"""

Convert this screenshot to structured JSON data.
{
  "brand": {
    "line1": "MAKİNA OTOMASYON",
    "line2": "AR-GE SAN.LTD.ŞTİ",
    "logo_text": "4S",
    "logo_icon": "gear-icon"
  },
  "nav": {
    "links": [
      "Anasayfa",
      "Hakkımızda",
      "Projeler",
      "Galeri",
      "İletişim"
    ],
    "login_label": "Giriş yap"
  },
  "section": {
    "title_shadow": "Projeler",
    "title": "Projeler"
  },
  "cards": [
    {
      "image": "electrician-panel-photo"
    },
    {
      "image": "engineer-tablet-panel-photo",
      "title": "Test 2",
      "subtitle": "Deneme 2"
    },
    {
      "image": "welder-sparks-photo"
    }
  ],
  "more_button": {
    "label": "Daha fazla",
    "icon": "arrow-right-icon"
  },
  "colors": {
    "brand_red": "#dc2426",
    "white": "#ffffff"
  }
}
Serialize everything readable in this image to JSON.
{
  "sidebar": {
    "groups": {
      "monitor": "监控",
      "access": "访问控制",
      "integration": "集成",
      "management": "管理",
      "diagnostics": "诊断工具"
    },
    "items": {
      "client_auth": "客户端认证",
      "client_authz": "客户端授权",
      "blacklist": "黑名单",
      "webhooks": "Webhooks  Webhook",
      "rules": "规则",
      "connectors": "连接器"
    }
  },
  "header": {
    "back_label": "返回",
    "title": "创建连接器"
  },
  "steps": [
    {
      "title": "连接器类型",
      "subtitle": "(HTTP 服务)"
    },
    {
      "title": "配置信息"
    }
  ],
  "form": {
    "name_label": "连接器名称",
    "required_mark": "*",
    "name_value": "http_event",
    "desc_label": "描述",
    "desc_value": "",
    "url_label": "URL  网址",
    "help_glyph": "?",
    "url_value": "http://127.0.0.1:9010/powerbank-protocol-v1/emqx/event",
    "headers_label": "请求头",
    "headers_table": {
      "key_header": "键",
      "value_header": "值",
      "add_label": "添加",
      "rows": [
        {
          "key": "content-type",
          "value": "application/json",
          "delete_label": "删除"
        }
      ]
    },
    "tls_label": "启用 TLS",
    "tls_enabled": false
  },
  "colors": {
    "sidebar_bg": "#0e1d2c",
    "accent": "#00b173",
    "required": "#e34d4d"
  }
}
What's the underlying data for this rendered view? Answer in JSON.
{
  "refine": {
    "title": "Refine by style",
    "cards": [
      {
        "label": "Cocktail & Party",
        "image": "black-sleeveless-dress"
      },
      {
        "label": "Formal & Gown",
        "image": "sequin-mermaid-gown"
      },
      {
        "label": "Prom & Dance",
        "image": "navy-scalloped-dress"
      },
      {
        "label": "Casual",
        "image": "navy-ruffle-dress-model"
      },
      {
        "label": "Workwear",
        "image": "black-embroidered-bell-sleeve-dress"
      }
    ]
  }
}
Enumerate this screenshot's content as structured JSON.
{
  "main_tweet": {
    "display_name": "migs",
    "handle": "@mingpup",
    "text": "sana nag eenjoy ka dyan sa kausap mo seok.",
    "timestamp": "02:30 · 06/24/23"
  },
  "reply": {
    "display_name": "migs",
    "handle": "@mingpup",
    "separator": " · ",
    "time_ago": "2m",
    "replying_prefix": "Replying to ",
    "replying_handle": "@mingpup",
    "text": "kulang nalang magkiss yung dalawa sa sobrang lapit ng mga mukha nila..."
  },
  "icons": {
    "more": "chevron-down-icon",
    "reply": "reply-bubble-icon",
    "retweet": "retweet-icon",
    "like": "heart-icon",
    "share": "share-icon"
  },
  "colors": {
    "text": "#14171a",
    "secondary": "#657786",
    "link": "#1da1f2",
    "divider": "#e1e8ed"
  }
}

"""

# Objective
Go through the entries and return each line where the word "image" appears.

# The output
      "image": "electrician-panel-photo"
      "image": "engineer-tablet-panel-photo",
      "image": "welder-sparks-photo"
Serialize everything readable in this image to JSON.
        "image": "black-sleeveless-dress"
        "image": "sequin-mermaid-gown"
        "image": "navy-scalloped-dress"
        "image": "navy-ruffle-dress-model"
        "image": "black-embroidered-bell-sleeve-dress"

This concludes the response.